__Given problem__
Transcribe without alteration the rows from the start of the records through the line with "line-score: 82.04 xyxy=(406,228,431,239)", including both ends.

__Dataset records__
* * * * *

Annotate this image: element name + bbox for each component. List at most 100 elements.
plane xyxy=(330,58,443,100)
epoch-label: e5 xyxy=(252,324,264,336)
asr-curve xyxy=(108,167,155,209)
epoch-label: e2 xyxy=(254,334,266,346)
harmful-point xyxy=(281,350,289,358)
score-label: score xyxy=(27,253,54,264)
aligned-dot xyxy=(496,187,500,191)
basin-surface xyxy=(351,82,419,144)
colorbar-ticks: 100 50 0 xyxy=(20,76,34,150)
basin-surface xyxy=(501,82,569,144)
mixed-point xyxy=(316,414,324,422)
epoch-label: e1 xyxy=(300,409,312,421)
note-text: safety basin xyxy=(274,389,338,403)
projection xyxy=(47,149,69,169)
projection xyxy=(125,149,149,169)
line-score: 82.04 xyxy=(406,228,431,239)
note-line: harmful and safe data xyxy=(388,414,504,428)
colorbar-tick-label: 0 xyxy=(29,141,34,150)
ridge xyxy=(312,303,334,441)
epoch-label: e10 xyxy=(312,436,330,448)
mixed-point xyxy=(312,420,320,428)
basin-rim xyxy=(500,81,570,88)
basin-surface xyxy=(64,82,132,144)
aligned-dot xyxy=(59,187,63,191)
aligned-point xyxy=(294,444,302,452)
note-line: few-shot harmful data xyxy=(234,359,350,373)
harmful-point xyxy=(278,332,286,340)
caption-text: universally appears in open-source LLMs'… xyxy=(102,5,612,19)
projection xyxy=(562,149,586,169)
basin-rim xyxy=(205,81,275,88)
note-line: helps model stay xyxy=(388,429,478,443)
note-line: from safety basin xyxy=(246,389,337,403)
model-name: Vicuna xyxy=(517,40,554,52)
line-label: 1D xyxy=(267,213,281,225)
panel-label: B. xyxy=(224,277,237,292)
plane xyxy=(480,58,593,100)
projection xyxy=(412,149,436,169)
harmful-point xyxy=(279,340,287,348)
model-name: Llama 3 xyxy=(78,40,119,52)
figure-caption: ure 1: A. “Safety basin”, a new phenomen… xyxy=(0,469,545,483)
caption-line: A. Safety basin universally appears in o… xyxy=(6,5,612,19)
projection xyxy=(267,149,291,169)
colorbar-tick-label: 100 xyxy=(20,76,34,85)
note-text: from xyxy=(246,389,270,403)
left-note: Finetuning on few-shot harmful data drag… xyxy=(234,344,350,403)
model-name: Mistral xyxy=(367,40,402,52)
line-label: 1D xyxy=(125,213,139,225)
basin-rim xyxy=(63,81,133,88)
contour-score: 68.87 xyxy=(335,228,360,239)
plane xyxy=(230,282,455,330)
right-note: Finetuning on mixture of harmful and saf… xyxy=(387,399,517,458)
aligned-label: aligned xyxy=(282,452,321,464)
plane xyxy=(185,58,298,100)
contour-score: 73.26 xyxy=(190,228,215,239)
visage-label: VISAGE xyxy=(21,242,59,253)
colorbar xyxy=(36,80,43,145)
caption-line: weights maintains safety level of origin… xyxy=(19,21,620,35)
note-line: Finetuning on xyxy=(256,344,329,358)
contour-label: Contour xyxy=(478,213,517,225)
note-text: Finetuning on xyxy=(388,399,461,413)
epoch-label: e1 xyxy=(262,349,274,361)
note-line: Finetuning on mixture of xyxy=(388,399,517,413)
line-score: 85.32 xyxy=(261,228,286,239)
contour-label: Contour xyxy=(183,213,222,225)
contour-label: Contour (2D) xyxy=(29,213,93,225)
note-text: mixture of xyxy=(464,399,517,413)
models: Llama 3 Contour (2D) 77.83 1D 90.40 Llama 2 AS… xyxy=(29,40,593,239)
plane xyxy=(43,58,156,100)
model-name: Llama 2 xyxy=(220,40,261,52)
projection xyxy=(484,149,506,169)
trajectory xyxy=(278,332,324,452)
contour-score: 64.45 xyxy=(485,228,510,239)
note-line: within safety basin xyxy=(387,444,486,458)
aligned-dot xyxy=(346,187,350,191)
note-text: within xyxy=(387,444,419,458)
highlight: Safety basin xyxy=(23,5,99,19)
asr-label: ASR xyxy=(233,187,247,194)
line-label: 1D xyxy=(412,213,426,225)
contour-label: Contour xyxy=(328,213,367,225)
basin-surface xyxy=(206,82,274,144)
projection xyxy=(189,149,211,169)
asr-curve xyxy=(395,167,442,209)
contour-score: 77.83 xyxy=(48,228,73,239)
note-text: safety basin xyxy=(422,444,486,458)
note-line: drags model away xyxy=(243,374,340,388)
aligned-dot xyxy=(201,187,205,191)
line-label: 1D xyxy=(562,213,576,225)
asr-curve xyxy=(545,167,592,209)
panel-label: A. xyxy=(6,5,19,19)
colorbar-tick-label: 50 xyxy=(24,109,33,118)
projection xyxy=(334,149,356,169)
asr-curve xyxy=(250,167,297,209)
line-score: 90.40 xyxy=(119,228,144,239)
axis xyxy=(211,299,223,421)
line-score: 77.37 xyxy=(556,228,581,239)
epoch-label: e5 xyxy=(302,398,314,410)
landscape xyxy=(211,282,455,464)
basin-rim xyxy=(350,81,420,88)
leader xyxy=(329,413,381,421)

* * * * *

__Answer for the task__
Annotate this image: element name + bbox for each component. List at most 100 elements.
plane xyxy=(330,58,443,100)
epoch-label: e5 xyxy=(252,324,264,336)
asr-curve xyxy=(108,167,155,209)
epoch-label: e2 xyxy=(254,334,266,346)
harmful-point xyxy=(281,350,289,358)
score-label: score xyxy=(27,253,54,264)
aligned-dot xyxy=(496,187,500,191)
basin-surface xyxy=(351,82,419,144)
colorbar-ticks: 100 50 0 xyxy=(20,76,34,150)
basin-surface xyxy=(501,82,569,144)
mixed-point xyxy=(316,414,324,422)
epoch-label: e1 xyxy=(300,409,312,421)
note-text: safety basin xyxy=(274,389,338,403)
projection xyxy=(47,149,69,169)
projection xyxy=(125,149,149,169)
line-score: 82.04 xyxy=(406,228,431,239)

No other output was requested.